*Task brief:* Give every line from the entries that contains "Carbonation".

⁂

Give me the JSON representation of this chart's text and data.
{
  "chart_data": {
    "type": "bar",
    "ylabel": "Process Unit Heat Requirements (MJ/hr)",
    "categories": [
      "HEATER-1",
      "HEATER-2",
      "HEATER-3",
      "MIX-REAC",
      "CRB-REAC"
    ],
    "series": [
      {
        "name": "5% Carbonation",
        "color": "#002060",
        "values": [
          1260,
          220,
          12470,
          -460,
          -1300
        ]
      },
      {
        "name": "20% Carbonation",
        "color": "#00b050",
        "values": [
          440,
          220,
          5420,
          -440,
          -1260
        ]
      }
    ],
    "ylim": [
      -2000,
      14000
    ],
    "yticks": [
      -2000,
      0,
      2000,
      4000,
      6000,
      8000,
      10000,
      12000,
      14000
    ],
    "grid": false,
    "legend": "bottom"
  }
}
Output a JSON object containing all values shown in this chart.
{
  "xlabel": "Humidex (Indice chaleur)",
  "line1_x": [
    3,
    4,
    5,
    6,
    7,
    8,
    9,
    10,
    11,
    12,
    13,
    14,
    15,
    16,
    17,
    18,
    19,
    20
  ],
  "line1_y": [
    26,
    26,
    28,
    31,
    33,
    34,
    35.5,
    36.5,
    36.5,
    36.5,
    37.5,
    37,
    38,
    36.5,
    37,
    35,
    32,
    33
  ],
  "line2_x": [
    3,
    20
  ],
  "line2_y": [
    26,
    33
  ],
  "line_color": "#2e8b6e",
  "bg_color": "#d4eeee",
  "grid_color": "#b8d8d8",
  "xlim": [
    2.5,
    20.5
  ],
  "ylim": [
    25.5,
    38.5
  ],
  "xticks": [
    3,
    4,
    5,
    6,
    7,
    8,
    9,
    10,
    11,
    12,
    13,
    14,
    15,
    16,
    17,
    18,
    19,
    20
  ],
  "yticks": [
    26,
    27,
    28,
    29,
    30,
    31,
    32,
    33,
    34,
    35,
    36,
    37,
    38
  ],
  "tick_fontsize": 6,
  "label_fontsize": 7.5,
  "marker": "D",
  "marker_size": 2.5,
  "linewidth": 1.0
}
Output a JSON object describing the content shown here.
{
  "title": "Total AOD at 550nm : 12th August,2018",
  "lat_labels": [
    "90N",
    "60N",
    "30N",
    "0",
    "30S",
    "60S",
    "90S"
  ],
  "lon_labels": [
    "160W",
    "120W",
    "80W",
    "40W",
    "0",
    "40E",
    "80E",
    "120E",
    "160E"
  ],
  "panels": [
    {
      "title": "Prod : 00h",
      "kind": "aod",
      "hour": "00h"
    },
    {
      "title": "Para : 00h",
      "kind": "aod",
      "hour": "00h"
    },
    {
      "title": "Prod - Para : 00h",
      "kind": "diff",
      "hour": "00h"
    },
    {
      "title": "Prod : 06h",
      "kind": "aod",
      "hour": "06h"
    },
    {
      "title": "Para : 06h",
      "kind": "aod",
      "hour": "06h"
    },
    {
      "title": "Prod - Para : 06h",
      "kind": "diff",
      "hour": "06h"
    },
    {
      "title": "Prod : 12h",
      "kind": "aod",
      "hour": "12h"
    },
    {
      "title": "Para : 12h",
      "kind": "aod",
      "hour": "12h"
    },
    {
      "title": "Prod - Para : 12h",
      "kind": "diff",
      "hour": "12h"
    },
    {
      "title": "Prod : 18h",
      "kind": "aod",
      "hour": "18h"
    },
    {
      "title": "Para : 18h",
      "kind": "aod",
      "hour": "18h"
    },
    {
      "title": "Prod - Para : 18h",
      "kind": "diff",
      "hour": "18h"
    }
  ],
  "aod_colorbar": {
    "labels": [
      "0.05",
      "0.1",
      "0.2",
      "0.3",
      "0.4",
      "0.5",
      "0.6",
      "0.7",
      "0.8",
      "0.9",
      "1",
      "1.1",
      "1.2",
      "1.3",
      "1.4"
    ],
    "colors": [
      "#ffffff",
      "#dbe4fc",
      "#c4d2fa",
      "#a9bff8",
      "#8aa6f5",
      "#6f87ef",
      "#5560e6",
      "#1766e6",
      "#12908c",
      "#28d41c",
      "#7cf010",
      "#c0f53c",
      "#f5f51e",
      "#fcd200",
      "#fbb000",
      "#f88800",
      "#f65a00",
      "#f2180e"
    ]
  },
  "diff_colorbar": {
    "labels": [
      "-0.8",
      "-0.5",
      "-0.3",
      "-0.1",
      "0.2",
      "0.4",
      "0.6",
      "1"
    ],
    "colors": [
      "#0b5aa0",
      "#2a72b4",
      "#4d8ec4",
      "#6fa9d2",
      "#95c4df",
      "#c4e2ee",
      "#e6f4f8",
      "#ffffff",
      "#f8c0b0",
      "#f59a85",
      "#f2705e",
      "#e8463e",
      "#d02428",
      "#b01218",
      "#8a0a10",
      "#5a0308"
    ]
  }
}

⁂

*Answer to this exercise:*
        "name": "5% Carbonation",
        "name": "20% Carbonation",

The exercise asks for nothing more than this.